Begin
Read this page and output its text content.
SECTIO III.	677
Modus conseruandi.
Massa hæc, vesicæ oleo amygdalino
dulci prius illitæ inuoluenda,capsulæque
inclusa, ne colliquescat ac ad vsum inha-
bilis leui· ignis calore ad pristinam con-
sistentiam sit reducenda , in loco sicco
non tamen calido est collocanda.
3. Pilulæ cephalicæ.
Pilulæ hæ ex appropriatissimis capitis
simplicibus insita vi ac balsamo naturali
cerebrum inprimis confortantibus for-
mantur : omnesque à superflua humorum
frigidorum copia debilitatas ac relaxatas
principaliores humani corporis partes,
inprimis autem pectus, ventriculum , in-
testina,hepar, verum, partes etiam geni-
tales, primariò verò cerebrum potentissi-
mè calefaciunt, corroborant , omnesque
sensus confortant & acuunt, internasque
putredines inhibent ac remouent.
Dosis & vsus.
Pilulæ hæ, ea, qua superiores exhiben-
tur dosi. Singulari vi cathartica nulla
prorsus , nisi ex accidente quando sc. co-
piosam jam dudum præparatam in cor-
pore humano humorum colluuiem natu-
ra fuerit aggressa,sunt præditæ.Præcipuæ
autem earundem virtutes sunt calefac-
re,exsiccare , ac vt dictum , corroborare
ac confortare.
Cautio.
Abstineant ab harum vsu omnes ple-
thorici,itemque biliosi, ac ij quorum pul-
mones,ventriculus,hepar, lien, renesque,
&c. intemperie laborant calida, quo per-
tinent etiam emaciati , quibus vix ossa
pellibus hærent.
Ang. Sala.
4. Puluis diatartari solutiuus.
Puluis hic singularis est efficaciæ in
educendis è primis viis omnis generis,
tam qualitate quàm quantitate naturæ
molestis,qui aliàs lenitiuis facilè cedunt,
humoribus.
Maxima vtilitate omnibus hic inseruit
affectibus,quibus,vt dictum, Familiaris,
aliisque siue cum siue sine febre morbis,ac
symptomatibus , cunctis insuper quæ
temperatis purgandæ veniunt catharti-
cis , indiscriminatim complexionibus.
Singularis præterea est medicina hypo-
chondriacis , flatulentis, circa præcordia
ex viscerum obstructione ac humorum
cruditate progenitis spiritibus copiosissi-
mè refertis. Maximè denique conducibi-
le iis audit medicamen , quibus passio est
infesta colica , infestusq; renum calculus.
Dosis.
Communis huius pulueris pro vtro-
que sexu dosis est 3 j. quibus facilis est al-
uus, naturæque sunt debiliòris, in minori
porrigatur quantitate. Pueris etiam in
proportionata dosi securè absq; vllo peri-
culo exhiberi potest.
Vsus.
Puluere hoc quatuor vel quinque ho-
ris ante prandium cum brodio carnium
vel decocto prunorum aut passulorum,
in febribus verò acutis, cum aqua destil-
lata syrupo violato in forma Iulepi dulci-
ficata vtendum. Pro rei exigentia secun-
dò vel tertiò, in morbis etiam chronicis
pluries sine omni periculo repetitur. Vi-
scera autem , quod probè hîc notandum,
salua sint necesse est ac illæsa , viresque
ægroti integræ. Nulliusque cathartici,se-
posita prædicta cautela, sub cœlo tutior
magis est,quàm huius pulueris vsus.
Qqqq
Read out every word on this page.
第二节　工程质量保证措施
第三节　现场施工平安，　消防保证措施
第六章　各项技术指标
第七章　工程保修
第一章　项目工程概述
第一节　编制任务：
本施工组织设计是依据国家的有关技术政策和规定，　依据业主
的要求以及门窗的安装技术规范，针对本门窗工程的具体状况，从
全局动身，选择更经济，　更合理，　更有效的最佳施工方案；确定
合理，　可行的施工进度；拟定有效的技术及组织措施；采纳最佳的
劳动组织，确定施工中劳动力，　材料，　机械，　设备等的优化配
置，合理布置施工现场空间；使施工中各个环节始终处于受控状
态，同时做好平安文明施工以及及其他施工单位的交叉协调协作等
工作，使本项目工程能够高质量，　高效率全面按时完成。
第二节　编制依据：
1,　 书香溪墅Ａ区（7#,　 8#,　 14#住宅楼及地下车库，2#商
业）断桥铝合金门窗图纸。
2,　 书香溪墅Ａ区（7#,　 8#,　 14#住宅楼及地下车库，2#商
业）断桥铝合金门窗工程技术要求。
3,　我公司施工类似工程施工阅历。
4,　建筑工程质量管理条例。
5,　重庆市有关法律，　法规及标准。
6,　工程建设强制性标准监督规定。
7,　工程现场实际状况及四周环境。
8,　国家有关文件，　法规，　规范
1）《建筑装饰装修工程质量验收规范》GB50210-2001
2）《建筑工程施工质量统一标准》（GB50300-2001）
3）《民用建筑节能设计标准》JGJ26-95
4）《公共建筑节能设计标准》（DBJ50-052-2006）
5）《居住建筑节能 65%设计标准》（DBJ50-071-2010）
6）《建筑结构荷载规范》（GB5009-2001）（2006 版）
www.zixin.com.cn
End
Output the line containing "Read out every word on this page." and all lines after it to the end of the records, exactly as given.

TASK OUTPUT:
Read out every word on this page.
第二节　工程质量保证措施
第三节　现场施工平安，　消防保证措施
第六章　各项技术指标
第七章　工程保修
第一章　项目工程概述
第一节　编制任务：
本施工组织设计是依据国家的有关技术政策和规定，　依据业主
的要求以及门窗的安装技术规范，针对本门窗工程的具体状况，从
全局动身，选择更经济，　更合理，　更有效的最佳施工方案；确定
合理，　可行的施工进度；拟定有效的技术及组织措施；采纳最佳的
劳动组织，确定施工中劳动力，　材料，　机械，　设备等的优化配
置，合理布置施工现场空间；使施工中各个环节始终处于受控状
态，同时做好平安文明施工以及及其他施工单位的交叉协调协作等
工作，使本项目工程能够高质量，　高效率全面按时完成。
第二节　编制依据：
1,　 书香溪墅Ａ区（7#,　 8#,　 14#住宅楼及地下车库，2#商
业）断桥铝合金门窗图纸。
2,　 书香溪墅Ａ区（7#,　 8#,　 14#住宅楼及地下车库，2#商
业）断桥铝合金门窗工程技术要求。
3,　我公司施工类似工程施工阅历。
4,　建筑工程质量管理条例。
5,　重庆市有关法律，　法规及标准。
6,　工程建设强制性标准监督规定。
7,　工程现场实际状况及四周环境。
8,　国家有关文件，　法规，　规范
1）《建筑装饰装修工程质量验收规范》GB50210-2001
2）《建筑工程施工质量统一标准》（GB50300-2001）
3）《民用建筑节能设计标准》JGJ26-95
4）《公共建筑节能设计标准》（DBJ50-052-2006）
5）《居住建筑节能 65%设计标准》（DBJ50-071-2010）
6）《建筑结构荷载规范》（GB5009-2001）（2006 版）
www.zixin.com.cn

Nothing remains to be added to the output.